● Records provided:

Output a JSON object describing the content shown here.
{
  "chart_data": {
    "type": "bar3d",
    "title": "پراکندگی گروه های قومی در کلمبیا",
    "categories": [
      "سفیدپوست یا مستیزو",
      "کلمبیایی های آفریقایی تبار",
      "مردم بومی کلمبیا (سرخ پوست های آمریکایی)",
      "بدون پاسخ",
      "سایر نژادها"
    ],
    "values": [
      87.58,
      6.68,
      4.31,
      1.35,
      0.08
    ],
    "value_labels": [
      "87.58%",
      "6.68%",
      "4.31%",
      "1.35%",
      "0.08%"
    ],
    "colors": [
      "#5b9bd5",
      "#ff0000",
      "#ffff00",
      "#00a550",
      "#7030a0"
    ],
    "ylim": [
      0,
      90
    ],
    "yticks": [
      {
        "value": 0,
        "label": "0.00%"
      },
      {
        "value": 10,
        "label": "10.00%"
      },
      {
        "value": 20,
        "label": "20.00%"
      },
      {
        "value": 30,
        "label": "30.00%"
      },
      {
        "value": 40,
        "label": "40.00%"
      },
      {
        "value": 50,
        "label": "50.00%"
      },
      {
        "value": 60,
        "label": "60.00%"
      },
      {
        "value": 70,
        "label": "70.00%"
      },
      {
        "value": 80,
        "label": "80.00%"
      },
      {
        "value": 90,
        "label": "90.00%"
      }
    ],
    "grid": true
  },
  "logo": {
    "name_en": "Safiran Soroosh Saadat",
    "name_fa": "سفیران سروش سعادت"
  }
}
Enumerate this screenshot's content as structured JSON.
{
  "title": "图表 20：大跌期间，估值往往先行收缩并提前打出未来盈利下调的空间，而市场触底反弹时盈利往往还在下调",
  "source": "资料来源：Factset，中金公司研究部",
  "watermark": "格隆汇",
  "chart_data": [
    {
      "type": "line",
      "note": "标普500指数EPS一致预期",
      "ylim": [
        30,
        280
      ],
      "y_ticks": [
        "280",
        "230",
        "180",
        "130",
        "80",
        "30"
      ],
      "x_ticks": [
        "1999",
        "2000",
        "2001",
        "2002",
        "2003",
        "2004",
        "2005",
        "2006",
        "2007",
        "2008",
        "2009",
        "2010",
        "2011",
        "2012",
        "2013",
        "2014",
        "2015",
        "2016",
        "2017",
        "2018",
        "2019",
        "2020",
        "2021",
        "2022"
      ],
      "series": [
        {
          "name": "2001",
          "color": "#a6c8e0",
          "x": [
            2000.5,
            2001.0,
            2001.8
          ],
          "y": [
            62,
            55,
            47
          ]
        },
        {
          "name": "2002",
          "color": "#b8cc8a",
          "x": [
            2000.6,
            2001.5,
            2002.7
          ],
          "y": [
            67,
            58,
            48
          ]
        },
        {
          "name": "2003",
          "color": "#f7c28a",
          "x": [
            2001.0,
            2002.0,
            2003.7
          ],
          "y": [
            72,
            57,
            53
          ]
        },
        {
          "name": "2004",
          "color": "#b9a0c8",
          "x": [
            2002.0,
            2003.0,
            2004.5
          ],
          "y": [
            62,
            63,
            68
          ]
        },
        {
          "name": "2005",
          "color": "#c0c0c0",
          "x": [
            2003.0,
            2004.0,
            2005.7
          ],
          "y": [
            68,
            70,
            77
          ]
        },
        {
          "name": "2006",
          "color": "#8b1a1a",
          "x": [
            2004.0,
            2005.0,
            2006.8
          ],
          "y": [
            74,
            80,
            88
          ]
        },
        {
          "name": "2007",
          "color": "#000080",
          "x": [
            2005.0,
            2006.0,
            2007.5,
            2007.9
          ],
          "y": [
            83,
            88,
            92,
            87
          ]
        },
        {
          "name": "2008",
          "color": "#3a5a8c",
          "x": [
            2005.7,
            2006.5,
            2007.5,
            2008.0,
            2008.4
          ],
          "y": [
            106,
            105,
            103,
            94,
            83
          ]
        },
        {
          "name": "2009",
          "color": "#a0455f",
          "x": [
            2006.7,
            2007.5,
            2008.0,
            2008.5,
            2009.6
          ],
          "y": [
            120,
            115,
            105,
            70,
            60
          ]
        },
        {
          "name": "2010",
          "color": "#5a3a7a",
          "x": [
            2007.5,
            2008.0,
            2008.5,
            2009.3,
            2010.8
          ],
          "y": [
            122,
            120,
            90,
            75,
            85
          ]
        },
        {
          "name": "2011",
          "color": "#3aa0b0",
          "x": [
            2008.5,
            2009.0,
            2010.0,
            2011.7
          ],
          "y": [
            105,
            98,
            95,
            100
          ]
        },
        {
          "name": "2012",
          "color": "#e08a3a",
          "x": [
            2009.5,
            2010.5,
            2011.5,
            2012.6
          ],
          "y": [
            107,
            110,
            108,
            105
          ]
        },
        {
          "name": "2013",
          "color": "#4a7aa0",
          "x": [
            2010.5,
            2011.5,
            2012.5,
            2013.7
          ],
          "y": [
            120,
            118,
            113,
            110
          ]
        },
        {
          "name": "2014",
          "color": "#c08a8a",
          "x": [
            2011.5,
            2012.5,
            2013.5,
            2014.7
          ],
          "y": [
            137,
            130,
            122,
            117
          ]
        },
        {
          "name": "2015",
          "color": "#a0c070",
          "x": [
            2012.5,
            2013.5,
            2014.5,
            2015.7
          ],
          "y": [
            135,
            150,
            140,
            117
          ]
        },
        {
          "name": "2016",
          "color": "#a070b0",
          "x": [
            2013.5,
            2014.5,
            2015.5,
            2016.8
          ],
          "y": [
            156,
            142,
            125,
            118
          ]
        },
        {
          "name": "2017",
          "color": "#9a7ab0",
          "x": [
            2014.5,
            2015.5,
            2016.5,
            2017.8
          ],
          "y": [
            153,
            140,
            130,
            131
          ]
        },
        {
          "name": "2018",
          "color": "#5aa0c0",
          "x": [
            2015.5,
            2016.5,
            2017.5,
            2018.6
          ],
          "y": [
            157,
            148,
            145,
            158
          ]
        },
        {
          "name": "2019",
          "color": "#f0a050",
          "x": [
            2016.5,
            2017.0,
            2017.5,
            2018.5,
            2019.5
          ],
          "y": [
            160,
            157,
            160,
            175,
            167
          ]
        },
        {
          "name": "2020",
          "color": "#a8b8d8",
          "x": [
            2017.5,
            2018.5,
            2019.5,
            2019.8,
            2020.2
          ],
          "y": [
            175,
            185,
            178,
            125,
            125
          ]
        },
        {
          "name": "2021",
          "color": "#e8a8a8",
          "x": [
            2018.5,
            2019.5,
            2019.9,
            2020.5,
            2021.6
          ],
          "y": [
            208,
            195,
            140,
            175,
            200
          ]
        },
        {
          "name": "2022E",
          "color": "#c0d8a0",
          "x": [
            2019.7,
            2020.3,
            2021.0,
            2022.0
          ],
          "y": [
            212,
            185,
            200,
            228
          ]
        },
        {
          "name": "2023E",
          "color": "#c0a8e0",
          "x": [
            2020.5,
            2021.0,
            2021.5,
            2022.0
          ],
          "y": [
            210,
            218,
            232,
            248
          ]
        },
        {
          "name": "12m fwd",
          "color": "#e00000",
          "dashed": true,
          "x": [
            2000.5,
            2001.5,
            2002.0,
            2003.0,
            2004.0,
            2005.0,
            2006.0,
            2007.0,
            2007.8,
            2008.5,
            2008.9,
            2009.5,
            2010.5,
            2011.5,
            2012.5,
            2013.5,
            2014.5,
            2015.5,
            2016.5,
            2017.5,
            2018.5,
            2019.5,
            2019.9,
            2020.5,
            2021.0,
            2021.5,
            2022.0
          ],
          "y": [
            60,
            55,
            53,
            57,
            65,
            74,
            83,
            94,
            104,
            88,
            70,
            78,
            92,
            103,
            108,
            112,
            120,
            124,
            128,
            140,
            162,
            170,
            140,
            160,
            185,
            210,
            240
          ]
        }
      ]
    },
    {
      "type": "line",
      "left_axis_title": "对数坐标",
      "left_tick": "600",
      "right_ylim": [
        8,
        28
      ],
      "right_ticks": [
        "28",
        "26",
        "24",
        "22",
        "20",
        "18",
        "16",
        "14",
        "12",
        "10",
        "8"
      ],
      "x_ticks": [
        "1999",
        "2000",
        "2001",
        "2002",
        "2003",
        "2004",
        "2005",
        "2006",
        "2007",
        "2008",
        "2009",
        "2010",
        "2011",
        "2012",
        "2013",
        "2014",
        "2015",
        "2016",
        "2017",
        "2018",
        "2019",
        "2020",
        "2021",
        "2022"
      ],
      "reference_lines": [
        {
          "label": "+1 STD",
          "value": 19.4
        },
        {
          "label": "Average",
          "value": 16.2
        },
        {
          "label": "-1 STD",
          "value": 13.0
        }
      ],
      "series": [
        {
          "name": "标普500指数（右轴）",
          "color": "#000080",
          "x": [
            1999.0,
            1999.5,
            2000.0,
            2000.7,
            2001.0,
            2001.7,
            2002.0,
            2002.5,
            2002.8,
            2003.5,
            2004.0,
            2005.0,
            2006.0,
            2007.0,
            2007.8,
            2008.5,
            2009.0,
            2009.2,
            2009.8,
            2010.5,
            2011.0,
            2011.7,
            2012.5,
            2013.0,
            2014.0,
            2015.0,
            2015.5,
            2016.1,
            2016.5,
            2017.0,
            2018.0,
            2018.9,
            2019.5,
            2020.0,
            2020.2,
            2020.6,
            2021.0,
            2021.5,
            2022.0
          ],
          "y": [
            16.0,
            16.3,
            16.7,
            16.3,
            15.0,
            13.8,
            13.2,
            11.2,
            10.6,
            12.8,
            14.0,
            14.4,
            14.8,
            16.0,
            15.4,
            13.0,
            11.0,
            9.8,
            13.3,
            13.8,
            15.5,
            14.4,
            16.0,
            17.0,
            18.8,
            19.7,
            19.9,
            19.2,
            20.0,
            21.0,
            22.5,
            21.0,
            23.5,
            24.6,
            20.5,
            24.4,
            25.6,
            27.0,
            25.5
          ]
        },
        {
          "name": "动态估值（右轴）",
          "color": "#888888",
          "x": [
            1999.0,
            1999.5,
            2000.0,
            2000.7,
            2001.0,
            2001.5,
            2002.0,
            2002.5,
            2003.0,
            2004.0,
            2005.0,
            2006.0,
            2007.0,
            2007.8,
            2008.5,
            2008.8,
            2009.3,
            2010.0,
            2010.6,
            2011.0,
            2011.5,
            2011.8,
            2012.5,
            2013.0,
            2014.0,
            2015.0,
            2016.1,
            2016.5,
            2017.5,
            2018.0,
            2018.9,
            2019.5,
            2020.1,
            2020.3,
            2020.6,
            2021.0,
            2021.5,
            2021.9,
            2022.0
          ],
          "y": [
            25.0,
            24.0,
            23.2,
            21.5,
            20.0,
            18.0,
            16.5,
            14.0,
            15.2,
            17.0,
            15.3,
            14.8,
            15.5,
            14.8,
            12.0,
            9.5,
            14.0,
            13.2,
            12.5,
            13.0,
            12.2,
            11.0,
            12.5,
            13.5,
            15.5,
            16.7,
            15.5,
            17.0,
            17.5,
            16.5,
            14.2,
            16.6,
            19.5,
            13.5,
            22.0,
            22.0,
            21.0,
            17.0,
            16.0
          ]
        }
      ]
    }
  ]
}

● Exercise directions: Scan the material for lines with the word "content", and copy each line you find.

● Written solution:
Output a JSON object describing the content shown here.
Enumerate this screenshot's content as structured JSON.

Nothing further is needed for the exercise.